━━━ EXTRACTED RECORDS ━━━

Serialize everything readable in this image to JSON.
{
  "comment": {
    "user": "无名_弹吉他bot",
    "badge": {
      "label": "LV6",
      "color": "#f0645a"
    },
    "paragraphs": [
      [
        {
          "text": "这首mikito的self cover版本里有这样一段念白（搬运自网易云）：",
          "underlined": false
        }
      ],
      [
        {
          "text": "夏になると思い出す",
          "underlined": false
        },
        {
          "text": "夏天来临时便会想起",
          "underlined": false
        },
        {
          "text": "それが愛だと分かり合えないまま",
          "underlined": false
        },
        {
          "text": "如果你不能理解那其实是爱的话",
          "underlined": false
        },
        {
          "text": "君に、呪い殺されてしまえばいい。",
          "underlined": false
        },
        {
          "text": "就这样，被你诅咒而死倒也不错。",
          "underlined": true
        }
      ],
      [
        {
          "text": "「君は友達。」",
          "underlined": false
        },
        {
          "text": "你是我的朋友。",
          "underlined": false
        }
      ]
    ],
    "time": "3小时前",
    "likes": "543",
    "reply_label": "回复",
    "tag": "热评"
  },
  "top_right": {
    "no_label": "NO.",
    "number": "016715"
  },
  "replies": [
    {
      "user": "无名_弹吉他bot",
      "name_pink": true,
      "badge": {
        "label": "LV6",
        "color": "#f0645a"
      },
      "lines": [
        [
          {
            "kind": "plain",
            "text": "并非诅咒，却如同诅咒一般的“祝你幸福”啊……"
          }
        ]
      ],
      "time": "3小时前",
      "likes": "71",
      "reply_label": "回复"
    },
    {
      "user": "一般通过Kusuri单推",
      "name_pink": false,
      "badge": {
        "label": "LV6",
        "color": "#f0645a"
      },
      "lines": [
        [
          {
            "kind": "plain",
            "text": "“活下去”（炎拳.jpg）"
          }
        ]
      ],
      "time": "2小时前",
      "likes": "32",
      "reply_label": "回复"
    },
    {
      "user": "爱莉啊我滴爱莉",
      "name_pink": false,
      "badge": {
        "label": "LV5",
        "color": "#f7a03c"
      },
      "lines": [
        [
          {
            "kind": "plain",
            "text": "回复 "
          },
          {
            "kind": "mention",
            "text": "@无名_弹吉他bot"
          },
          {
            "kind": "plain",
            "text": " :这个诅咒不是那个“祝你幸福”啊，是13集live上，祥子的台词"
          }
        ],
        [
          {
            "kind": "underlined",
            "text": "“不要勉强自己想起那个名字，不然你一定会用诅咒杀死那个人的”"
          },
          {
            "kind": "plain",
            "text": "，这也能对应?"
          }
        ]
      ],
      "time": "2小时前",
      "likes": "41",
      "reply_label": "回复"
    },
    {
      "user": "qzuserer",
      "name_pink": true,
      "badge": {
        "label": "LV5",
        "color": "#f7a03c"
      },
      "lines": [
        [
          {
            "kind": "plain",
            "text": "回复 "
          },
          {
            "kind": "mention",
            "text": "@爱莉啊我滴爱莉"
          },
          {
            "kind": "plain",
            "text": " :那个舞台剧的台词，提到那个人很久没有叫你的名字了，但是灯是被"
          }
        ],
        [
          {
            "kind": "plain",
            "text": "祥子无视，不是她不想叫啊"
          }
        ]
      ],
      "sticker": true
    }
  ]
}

━━━

## EXERCISE OBJECTIVE
Copy out each line of the records where the string "祝你幸福" appears.

## ANSWER TO THIS PROBLEM
            "text": "并非诅咒，却如同诅咒一般的“祝你幸福”啊……"
            "text": " :这个诅咒不是那个“祝你幸福”啊，是13集live上，祥子的台词"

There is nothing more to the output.